Records from a data collection:

┏━━

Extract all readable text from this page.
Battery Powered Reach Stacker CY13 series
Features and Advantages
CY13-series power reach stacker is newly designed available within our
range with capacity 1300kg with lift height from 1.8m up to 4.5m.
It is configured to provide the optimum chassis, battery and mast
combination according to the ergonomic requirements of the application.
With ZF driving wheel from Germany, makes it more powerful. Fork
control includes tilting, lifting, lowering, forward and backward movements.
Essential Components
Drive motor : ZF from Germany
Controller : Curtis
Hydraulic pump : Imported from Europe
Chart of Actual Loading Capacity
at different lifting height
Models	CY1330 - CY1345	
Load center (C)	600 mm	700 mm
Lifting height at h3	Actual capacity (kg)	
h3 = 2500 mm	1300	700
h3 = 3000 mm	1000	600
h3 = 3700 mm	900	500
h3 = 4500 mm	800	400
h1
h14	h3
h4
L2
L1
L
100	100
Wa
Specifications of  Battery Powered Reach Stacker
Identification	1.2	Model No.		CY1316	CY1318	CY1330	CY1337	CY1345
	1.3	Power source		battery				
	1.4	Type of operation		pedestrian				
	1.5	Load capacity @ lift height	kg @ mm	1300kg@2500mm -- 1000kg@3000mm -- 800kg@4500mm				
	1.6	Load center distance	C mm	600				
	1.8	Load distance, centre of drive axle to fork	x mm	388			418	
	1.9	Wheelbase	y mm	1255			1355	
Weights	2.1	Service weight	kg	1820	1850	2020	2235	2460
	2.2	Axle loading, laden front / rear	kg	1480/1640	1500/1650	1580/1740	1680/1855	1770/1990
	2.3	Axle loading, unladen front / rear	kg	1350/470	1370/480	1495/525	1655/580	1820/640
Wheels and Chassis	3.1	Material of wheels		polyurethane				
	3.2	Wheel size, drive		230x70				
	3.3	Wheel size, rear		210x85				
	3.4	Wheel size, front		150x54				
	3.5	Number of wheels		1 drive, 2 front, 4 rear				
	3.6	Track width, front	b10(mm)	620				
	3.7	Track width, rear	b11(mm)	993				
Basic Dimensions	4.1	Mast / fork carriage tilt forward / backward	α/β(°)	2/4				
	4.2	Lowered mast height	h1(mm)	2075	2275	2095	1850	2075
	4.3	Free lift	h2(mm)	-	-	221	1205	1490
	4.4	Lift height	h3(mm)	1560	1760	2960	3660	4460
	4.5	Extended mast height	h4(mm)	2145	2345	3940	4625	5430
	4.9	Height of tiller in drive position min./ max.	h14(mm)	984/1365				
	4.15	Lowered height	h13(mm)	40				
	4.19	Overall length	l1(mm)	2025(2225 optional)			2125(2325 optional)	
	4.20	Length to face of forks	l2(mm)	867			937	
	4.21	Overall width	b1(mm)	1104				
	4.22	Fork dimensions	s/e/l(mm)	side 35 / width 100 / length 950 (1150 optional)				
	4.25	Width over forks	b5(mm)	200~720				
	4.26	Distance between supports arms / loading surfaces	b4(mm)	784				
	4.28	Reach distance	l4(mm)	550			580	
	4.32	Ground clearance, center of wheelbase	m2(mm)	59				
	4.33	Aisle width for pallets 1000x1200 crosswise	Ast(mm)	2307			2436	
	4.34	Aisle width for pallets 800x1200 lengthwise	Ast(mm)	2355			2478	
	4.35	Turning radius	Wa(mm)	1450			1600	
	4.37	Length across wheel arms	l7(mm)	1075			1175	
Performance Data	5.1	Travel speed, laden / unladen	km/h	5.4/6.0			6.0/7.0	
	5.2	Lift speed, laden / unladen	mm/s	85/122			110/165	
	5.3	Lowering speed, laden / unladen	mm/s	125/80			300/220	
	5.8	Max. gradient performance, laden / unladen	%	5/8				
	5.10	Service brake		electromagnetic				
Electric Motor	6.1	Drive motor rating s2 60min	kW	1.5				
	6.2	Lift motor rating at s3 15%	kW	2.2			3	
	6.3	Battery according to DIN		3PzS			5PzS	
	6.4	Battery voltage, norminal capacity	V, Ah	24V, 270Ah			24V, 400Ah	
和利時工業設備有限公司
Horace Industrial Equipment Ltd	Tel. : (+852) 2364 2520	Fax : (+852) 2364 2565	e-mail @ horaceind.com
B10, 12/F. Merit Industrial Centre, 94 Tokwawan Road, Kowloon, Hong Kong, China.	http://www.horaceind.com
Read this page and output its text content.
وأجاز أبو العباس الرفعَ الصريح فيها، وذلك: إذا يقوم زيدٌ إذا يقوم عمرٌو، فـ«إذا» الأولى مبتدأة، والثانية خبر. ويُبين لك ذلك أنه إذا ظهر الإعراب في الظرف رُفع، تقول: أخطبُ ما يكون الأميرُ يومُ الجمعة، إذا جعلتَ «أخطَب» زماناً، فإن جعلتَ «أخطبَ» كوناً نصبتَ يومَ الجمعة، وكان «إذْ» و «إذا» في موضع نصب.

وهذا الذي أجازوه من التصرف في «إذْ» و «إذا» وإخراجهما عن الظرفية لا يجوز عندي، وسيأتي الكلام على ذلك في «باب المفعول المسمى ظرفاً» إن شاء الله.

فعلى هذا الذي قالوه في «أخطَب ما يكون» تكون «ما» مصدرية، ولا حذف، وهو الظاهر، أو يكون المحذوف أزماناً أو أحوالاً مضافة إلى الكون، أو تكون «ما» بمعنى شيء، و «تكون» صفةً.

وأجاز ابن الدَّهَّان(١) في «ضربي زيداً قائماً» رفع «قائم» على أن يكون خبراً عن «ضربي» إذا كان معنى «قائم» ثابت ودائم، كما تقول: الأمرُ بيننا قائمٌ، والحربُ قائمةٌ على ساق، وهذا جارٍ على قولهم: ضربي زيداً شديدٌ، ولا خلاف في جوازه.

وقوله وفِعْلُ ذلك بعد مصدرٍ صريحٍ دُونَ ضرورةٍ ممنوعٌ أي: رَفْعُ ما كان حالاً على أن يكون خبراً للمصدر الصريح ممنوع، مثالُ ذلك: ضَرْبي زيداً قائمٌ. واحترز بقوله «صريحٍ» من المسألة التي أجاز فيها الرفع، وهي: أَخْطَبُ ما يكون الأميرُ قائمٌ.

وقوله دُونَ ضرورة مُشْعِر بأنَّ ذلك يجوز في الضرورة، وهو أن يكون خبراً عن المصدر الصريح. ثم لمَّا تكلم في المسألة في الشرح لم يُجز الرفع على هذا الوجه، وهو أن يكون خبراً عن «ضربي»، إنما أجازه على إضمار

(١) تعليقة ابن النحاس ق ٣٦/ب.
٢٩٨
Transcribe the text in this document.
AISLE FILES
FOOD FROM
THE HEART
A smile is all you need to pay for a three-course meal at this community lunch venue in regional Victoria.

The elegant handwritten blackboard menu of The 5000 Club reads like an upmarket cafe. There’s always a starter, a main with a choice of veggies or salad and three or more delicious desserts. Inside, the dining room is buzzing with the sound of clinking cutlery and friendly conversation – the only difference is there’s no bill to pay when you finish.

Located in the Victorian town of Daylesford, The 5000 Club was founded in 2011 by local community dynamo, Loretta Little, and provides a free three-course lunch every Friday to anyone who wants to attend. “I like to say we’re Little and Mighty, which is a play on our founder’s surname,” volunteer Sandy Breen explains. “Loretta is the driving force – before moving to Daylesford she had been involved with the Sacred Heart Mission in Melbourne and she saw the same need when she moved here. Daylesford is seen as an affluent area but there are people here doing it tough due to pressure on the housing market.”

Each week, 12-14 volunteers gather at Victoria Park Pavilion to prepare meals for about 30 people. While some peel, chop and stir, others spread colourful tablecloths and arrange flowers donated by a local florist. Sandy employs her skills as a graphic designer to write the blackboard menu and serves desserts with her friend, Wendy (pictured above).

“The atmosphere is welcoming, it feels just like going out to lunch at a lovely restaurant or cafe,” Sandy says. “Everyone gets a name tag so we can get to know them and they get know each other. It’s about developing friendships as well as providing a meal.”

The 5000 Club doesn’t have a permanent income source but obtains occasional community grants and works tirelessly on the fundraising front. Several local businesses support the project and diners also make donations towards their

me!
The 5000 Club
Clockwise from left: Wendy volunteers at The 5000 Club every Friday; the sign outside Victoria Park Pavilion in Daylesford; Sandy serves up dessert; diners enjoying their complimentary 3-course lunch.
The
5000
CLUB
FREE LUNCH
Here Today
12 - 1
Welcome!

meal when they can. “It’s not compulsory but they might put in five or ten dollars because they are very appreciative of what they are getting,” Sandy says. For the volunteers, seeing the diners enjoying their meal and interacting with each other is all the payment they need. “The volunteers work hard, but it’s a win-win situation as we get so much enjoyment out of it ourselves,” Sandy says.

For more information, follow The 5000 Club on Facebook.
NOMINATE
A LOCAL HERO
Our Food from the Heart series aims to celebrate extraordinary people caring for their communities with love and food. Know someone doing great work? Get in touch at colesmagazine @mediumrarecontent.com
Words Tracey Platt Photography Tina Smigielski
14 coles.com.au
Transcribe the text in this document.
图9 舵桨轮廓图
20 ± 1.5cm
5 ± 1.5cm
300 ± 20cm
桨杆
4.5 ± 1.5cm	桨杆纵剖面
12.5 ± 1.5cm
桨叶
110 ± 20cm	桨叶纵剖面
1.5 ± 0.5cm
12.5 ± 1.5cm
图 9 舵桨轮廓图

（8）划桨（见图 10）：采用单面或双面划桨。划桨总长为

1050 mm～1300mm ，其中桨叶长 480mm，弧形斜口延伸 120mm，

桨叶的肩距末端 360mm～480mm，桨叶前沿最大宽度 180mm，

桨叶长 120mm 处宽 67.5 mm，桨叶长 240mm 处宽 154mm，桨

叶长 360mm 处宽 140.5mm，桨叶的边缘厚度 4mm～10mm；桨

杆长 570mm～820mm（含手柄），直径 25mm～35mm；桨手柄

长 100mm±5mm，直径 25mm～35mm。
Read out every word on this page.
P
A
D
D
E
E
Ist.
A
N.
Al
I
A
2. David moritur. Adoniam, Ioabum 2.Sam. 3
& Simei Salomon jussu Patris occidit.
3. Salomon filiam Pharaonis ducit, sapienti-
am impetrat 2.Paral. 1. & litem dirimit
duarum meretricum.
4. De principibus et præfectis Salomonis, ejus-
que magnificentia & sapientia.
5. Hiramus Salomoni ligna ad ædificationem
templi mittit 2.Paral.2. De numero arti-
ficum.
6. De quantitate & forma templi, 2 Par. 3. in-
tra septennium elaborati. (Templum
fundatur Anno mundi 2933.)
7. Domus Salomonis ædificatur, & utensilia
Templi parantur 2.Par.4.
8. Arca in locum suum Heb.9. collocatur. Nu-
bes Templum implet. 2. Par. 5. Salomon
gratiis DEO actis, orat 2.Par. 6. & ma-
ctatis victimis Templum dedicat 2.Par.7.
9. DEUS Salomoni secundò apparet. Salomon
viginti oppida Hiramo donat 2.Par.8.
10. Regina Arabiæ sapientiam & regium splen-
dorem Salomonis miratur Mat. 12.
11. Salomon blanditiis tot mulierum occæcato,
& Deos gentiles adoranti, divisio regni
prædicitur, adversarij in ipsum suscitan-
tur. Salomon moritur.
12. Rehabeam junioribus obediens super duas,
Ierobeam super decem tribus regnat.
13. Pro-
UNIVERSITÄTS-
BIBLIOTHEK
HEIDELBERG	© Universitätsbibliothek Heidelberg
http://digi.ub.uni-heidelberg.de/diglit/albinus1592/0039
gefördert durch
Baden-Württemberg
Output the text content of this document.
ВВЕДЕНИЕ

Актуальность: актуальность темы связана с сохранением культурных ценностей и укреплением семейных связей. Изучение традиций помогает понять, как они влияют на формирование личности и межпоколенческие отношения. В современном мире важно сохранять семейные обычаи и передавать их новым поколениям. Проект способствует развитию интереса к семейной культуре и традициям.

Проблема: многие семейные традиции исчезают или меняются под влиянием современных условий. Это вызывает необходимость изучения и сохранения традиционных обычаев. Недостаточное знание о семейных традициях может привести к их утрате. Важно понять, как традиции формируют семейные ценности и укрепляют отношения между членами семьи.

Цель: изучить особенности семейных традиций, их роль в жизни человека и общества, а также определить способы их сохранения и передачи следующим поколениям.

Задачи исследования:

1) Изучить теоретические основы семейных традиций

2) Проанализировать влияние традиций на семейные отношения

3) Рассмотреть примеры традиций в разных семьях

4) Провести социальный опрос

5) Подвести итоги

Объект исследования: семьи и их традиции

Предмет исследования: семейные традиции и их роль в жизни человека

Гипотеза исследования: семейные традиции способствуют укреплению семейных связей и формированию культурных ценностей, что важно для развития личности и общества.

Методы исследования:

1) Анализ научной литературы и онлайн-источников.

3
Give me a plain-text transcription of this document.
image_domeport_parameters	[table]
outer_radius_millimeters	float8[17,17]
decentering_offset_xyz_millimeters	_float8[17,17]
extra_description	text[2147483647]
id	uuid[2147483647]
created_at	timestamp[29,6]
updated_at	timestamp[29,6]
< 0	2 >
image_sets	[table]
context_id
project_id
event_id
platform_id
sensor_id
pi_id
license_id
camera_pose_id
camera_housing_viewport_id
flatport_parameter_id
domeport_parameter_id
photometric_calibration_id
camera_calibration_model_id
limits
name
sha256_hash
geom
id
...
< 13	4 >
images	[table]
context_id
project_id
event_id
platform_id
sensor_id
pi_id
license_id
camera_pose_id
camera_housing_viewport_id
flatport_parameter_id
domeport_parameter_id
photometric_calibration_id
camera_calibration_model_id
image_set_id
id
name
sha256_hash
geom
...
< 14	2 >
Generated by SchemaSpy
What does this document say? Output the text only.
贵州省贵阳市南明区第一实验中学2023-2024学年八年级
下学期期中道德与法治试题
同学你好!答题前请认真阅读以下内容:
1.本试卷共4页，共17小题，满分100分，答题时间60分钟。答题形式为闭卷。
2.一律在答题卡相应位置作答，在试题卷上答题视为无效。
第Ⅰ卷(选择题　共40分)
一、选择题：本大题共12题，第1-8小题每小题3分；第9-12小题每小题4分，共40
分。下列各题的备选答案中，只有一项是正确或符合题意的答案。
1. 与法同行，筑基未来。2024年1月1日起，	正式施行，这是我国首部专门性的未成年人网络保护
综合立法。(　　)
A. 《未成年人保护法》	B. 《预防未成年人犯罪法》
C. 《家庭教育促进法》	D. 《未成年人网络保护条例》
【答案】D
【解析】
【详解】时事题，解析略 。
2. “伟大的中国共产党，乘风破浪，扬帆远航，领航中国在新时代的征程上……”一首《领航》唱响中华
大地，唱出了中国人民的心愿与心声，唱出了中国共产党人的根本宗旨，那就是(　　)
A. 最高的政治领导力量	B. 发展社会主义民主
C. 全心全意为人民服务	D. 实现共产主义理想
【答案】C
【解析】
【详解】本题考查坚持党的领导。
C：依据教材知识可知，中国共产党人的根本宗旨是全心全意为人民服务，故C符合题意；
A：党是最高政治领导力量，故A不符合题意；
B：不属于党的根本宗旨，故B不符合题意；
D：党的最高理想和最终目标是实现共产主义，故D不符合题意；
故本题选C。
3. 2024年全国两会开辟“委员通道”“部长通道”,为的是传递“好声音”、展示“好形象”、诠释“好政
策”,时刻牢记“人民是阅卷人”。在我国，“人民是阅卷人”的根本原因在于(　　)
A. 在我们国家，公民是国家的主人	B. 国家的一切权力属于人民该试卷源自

┗━━

Exercise objective:
Only the lines from the one holding "What does this" through the end of the listing should be given again, exactly and with both ends included.

Response to this task:
What does this document say? Output the text only.
贵州省贵阳市南明区第一实验中学2023-2024学年八年级
下学期期中道德与法治试题
同学你好!答题前请认真阅读以下内容:
1.本试卷共4页，共17小题，满分100分，答题时间60分钟。答题形式为闭卷。
2.一律在答题卡相应位置作答，在试题卷上答题视为无效。
第Ⅰ卷(选择题　共40分)
一、选择题：本大题共12题，第1-8小题每小题3分；第9-12小题每小题4分，共40
分。下列各题的备选答案中，只有一项是正确或符合题意的答案。
1. 与法同行，筑基未来。2024年1月1日起，	正式施行，这是我国首部专门性的未成年人网络保护
综合立法。(　　)
A. 《未成年人保护法》	B. 《预防未成年人犯罪法》
C. 《家庭教育促进法》	D. 《未成年人网络保护条例》
【答案】D
【解析】
【详解】时事题，解析略 。
2. “伟大的中国共产党，乘风破浪，扬帆远航，领航中国在新时代的征程上……”一首《领航》唱响中华
大地，唱出了中国人民的心愿与心声，唱出了中国共产党人的根本宗旨，那就是(　　)
A. 最高的政治领导力量	B. 发展社会主义民主
C. 全心全意为人民服务	D. 实现共产主义理想
【答案】C
【解析】
【详解】本题考查坚持党的领导。
C：依据教材知识可知，中国共产党人的根本宗旨是全心全意为人民服务，故C符合题意；
A：党是最高政治领导力量，故A不符合题意；
B：不属于党的根本宗旨，故B不符合题意；
D：党的最高理想和最终目标是实现共产主义，故D不符合题意；
故本题选C。
3. 2024年全国两会开辟“委员通道”“部长通道”,为的是传递“好声音”、展示“好形象”、诠释“好政
策”,时刻牢记“人民是阅卷人”。在我国，“人民是阅卷人”的根本原因在于(　　)
A. 在我们国家，公民是国家的主人	B. 国家的一切权力属于人民该试卷源自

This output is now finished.